(Stored data entries)
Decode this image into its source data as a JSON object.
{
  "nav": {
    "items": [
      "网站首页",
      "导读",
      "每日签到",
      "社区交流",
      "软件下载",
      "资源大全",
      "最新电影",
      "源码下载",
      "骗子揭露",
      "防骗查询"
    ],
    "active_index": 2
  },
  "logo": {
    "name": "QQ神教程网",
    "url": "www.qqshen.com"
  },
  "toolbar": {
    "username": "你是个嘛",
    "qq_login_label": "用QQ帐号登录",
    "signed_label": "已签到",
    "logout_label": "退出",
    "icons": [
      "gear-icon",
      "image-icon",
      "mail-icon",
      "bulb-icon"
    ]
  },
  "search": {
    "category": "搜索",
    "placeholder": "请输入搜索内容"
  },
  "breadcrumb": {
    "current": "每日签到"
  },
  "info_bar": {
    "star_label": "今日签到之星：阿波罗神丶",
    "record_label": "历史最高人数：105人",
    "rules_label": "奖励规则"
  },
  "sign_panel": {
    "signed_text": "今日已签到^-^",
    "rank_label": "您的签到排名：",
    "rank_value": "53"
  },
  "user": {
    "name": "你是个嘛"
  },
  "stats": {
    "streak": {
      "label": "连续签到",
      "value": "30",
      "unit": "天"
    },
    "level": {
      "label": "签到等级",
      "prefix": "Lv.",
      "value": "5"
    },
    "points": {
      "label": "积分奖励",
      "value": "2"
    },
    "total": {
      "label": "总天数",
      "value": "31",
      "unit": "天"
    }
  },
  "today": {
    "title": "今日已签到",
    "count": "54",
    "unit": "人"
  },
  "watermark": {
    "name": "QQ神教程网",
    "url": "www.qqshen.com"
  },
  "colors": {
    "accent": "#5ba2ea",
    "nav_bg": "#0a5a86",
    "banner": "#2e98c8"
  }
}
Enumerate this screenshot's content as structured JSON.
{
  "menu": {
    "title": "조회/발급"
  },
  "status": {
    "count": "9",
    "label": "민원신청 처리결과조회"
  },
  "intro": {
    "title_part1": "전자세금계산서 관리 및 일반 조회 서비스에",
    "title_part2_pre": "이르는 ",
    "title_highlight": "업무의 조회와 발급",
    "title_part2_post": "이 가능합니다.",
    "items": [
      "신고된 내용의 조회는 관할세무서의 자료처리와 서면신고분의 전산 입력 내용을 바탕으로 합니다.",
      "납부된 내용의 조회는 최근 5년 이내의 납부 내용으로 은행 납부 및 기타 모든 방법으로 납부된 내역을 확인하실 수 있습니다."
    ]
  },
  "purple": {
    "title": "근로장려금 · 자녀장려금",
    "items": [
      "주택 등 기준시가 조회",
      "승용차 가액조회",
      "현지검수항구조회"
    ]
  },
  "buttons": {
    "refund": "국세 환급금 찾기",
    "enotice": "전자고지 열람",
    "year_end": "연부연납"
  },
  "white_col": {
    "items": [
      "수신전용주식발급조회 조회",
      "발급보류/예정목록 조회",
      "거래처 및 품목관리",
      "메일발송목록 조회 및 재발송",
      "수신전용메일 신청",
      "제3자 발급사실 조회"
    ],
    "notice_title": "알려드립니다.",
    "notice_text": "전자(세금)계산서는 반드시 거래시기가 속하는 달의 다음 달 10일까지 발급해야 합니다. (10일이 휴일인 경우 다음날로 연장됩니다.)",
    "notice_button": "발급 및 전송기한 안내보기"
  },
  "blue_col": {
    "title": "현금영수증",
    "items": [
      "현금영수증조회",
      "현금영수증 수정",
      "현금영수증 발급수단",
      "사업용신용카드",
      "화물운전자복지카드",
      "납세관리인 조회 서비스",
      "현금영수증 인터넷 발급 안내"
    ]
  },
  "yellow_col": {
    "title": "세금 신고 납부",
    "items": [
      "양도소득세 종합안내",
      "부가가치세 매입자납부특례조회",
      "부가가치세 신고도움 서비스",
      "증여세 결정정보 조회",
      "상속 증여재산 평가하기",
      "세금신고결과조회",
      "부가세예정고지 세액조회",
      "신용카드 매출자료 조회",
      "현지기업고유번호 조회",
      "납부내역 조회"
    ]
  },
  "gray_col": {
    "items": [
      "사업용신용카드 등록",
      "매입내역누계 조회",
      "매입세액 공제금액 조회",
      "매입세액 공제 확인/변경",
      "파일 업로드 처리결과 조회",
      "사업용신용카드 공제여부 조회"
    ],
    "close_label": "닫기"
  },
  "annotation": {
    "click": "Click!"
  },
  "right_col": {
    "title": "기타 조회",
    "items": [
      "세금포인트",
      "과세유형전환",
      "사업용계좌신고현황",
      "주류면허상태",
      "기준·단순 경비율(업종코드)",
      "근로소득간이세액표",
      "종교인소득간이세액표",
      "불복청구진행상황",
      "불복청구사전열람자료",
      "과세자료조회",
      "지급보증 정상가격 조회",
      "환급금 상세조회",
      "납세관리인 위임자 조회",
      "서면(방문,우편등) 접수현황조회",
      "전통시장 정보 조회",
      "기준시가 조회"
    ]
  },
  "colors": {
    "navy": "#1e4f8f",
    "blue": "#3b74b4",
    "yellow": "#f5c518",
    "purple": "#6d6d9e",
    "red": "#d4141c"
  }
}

▶ What needs to be done
Output all records verbatim.

▶ Task solution
Decode this image into its source data as a JSON object.
{
  "nav": {
    "items": [
      "网站首页",
      "导读",
      "每日签到",
      "社区交流",
      "软件下载",
      "资源大全",
      "最新电影",
      "源码下载",
      "骗子揭露",
      "防骗查询"
    ],
    "active_index": 2
  },
  "logo": {
    "name": "QQ神教程网",
    "url": "www.qqshen.com"
  },
  "toolbar": {
    "username": "你是个嘛",
    "qq_login_label": "用QQ帐号登录",
    "signed_label": "已签到",
    "logout_label": "退出",
    "icons": [
      "gear-icon",
      "image-icon",
      "mail-icon",
      "bulb-icon"
    ]
  },
  "search": {
    "category": "搜索",
    "placeholder": "请输入搜索内容"
  },
  "breadcrumb": {
    "current": "每日签到"
  },
  "info_bar": {
    "star_label": "今日签到之星：阿波罗神丶",
    "record_label": "历史最高人数：105人",
    "rules_label": "奖励规则"
  },
  "sign_panel": {
    "signed_text": "今日已签到^-^",
    "rank_label": "您的签到排名：",
    "rank_value": "53"
  },
  "user": {
    "name": "你是个嘛"
  },
  "stats": {
    "streak": {
      "label": "连续签到",
      "value": "30",
      "unit": "天"
    },
    "level": {
      "label": "签到等级",
      "prefix": "Lv.",
      "value": "5"
    },
    "points": {
      "label": "积分奖励",
      "value": "2"
    },
    "total": {
      "label": "总天数",
      "value": "31",
      "unit": "天"
    }
  },
  "today": {
    "title": "今日已签到",
    "count": "54",
    "unit": "人"
  },
  "watermark": {
    "name": "QQ神教程网",
    "url": "www.qqshen.com"
  },
  "colors": {
    "accent": "#5ba2ea",
    "nav_bg": "#0a5a86",
    "banner": "#2e98c8"
  }
}
Enumerate this screenshot's content as structured JSON.
{
  "menu": {
    "title": "조회/발급"
  },
  "status": {
    "count": "9",
    "label": "민원신청 처리결과조회"
  },
  "intro": {
    "title_part1": "전자세금계산서 관리 및 일반 조회 서비스에",
    "title_part2_pre": "이르는 ",
    "title_highlight": "업무의 조회와 발급",
    "title_part2_post": "이 가능합니다.",
    "items": [
      "신고된 내용의 조회는 관할세무서의 자료처리와 서면신고분의 전산 입력 내용을 바탕으로 합니다.",
      "납부된 내용의 조회는 최근 5년 이내의 납부 내용으로 은행 납부 및 기타 모든 방법으로 납부된 내역을 확인하실 수 있습니다."
    ]
  },
  "purple": {
    "title": "근로장려금 · 자녀장려금",
    "items": [
      "주택 등 기준시가 조회",
      "승용차 가액조회",
      "현지검수항구조회"
    ]
  },
  "buttons": {
    "refund": "국세 환급금 찾기",
    "enotice": "전자고지 열람",
    "year_end": "연부연납"
  },
  "white_col": {
    "items": [
      "수신전용주식발급조회 조회",
      "발급보류/예정목록 조회",
      "거래처 및 품목관리",
      "메일발송목록 조회 및 재발송",
      "수신전용메일 신청",
      "제3자 발급사실 조회"
    ],
    "notice_title": "알려드립니다.",
    "notice_text": "전자(세금)계산서는 반드시 거래시기가 속하는 달의 다음 달 10일까지 발급해야 합니다. (10일이 휴일인 경우 다음날로 연장됩니다.)",
    "notice_button": "발급 및 전송기한 안내보기"
  },
  "blue_col": {
    "title": "현금영수증",
    "items": [
      "현금영수증조회",
      "현금영수증 수정",
      "현금영수증 발급수단",
      "사업용신용카드",
      "화물운전자복지카드",
      "납세관리인 조회 서비스",
      "현금영수증 인터넷 발급 안내"
    ]
  },
  "yellow_col": {
    "title": "세금 신고 납부",
    "items": [
      "양도소득세 종합안내",
      "부가가치세 매입자납부특례조회",
      "부가가치세 신고도움 서비스",
      "증여세 결정정보 조회",
      "상속 증여재산 평가하기",
      "세금신고결과조회",
      "부가세예정고지 세액조회",
      "신용카드 매출자료 조회",
      "현지기업고유번호 조회",
      "납부내역 조회"
    ]
  },
  "gray_col": {
    "items": [
      "사업용신용카드 등록",
      "매입내역누계 조회",
      "매입세액 공제금액 조회",
      "매입세액 공제 확인/변경",
      "파일 업로드 처리결과 조회",
      "사업용신용카드 공제여부 조회"
    ],
    "close_label": "닫기"
  },
  "annotation": {
    "click": "Click!"
  },
  "right_col": {
    "title": "기타 조회",
    "items": [
      "세금포인트",
      "과세유형전환",
      "사업용계좌신고현황",
      "주류면허상태",
      "기준·단순 경비율(업종코드)",
      "근로소득간이세액표",
      "종교인소득간이세액표",
      "불복청구진행상황",
      "불복청구사전열람자료",
      "과세자료조회",
      "지급보증 정상가격 조회",
      "환급금 상세조회",
      "납세관리인 위임자 조회",
      "서면(방문,우편등) 접수현황조회",
      "전통시장 정보 조회",
      "기준시가 조회"
    ]
  },
  "colors": {
    "navy": "#1e4f8f",
    "blue": "#3b74b4",
    "yellow": "#f5c518",
    "purple": "#6d6d9e",
    "red": "#d4141c"
  }
}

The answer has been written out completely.